Exercise prompt: Scan the records and identify every line in which the string "Yanıtla" occurs, then return those lines.

Data to process:

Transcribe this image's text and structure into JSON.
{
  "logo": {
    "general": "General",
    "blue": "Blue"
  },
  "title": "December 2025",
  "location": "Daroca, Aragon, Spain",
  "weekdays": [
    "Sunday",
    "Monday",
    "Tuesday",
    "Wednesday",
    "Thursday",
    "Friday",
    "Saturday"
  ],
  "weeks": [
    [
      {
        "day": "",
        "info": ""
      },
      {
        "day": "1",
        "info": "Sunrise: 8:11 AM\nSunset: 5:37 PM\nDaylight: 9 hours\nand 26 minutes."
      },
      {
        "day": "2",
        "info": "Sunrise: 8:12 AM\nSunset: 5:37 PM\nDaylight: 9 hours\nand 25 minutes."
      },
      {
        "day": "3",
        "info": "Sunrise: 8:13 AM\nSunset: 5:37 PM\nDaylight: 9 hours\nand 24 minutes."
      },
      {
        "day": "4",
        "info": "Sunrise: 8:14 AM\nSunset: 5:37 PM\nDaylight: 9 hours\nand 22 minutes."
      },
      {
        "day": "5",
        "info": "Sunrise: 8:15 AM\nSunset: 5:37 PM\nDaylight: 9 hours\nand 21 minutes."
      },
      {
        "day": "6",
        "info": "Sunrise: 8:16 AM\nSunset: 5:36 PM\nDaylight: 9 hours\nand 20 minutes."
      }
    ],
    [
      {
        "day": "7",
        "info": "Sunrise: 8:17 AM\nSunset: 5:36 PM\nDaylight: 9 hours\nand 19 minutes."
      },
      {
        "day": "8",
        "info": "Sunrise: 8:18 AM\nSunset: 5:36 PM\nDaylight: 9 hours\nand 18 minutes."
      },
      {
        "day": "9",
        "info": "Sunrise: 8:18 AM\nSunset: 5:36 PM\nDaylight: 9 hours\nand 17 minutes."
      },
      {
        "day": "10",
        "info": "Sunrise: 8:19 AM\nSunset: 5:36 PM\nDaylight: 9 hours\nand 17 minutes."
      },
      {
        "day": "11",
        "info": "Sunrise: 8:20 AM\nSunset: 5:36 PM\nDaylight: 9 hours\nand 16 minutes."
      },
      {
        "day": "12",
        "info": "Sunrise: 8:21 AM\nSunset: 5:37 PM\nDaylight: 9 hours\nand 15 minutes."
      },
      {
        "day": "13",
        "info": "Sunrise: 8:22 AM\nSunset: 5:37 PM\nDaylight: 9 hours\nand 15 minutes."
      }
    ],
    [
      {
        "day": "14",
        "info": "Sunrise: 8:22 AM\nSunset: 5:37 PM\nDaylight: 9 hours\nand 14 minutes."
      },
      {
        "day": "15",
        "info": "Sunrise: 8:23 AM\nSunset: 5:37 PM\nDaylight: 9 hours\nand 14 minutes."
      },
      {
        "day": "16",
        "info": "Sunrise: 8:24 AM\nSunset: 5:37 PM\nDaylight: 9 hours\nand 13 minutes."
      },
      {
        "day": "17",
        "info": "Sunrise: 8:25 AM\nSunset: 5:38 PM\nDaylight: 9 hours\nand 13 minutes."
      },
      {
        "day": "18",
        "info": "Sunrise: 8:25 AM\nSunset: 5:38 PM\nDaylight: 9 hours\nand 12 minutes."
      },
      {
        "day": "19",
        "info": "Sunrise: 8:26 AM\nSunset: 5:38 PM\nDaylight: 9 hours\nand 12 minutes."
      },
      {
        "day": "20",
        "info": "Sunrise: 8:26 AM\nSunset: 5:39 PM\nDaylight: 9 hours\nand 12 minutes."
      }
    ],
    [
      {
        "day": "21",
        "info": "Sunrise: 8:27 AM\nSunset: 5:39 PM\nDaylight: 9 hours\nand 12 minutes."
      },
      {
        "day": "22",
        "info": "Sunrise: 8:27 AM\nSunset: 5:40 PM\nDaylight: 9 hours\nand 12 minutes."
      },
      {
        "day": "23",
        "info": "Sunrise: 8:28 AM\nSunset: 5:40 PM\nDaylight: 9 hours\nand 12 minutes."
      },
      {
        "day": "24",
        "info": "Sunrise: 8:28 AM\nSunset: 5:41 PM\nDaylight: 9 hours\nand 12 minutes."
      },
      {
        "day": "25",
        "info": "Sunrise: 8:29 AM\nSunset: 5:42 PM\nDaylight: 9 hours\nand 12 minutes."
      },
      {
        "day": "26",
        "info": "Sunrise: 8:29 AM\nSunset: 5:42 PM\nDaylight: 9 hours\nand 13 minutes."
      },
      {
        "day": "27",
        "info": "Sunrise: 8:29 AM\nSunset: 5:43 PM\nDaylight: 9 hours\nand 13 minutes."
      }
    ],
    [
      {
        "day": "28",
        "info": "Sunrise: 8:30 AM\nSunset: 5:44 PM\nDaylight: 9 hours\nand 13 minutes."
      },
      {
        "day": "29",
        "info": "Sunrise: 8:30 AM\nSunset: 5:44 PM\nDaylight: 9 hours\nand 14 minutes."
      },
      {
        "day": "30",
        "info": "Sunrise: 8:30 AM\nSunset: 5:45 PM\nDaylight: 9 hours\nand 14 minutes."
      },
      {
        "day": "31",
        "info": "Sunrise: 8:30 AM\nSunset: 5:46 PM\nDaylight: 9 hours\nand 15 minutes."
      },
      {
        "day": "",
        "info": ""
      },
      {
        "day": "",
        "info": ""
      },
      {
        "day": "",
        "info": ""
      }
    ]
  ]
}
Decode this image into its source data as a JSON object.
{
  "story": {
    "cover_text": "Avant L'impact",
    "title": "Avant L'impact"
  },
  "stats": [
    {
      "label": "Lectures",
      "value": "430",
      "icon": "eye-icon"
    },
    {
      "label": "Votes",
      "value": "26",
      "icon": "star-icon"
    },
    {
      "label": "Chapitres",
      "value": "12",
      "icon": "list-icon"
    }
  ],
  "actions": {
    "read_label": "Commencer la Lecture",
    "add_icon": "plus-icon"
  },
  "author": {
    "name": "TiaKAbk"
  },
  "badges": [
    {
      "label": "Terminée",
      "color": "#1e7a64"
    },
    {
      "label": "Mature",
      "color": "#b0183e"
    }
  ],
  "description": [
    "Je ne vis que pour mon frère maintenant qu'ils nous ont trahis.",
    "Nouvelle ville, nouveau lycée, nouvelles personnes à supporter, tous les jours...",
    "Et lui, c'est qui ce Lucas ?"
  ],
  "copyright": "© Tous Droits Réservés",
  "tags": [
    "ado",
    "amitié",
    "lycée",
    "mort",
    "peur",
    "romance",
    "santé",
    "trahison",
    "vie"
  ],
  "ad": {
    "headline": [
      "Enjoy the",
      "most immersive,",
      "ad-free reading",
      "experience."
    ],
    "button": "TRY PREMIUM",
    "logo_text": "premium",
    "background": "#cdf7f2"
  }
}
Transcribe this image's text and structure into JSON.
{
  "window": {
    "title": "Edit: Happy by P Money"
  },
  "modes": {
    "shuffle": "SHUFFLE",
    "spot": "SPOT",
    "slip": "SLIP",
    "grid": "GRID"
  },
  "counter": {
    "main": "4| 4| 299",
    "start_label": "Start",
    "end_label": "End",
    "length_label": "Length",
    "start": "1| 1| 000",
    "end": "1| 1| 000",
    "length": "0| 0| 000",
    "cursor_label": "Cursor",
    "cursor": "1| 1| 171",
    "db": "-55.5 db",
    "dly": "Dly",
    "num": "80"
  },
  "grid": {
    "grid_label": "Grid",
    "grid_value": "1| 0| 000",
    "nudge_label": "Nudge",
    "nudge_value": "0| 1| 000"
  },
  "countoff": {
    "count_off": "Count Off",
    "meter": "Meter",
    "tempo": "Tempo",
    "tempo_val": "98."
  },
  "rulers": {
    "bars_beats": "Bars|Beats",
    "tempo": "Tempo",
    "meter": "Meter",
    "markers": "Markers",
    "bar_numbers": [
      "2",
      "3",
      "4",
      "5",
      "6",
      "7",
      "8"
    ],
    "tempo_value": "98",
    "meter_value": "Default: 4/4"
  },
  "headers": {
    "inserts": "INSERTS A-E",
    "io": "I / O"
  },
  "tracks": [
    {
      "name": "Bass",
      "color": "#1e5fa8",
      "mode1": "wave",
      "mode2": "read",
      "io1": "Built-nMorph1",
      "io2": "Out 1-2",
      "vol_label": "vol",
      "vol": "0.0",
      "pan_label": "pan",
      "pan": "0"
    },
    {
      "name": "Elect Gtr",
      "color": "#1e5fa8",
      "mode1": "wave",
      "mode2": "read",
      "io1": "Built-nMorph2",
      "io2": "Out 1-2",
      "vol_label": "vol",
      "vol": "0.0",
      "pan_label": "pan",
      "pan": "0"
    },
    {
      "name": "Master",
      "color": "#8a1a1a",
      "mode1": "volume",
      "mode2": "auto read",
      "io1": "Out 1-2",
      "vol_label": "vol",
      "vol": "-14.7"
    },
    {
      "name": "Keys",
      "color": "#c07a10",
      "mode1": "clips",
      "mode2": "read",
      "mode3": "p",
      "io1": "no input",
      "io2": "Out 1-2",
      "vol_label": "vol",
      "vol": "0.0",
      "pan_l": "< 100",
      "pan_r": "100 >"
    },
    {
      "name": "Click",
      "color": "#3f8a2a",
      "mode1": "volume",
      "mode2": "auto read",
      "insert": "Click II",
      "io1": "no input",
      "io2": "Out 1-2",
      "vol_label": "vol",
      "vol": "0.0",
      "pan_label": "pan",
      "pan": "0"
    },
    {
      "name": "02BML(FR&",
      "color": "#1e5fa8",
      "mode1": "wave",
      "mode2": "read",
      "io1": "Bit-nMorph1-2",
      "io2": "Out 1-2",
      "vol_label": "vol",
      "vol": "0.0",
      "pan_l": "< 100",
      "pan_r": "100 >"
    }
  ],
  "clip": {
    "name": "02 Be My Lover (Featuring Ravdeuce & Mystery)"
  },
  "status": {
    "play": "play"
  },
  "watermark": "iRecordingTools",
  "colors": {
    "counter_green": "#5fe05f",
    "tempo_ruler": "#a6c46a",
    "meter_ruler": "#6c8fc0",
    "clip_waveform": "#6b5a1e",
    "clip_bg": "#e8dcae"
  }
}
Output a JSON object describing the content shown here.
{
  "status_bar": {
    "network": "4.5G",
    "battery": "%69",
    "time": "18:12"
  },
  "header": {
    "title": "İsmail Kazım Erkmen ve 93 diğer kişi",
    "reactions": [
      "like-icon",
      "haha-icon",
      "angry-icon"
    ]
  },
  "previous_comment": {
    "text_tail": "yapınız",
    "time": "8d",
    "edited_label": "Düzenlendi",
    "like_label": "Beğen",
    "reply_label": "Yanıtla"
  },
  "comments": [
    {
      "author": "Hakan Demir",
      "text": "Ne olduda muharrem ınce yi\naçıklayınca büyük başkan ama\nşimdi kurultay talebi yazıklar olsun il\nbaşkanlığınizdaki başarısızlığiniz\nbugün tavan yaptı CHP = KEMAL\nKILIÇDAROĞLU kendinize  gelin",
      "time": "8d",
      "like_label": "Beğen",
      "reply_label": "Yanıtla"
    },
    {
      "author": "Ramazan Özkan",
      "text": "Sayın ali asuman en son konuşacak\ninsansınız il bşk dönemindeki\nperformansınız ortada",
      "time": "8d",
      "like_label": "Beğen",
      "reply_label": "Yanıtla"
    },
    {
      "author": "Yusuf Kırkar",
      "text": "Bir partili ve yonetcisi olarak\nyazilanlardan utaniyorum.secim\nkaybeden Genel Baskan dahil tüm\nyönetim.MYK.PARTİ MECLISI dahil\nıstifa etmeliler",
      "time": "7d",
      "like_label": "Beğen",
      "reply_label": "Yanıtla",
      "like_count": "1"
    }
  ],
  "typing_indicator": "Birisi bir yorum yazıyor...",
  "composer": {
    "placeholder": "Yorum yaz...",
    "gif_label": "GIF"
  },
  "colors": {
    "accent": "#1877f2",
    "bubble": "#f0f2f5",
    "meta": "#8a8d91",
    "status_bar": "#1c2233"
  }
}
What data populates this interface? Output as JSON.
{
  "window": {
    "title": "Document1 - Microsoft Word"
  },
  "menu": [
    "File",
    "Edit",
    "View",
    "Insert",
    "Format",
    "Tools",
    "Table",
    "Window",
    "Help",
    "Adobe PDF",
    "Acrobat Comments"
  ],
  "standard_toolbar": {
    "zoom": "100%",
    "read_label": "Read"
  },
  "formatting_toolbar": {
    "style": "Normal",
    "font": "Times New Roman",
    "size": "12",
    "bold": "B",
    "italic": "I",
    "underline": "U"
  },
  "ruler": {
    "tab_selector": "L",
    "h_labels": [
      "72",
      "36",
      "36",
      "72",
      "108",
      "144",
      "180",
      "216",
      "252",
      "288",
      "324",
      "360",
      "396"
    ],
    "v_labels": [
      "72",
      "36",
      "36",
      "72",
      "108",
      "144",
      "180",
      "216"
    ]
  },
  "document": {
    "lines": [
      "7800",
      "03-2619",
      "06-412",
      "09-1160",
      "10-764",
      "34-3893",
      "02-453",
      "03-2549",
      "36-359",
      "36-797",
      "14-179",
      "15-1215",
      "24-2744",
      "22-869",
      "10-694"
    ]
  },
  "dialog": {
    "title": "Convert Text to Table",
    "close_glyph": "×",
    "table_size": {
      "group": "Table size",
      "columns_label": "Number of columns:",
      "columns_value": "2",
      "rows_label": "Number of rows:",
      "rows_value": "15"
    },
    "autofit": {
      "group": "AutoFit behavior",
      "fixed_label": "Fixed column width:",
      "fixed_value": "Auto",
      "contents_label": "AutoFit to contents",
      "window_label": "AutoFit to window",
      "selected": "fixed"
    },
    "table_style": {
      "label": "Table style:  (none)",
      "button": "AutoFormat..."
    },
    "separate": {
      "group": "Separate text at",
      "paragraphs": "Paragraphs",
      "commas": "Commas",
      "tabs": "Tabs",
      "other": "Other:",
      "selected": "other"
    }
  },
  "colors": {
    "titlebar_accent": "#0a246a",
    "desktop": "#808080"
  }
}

Complete answer:
    "reply_label": "Yanıtla"
      "reply_label": "Yanıtla"
      "reply_label": "Yanıtla"
      "reply_label": "Yanıtla",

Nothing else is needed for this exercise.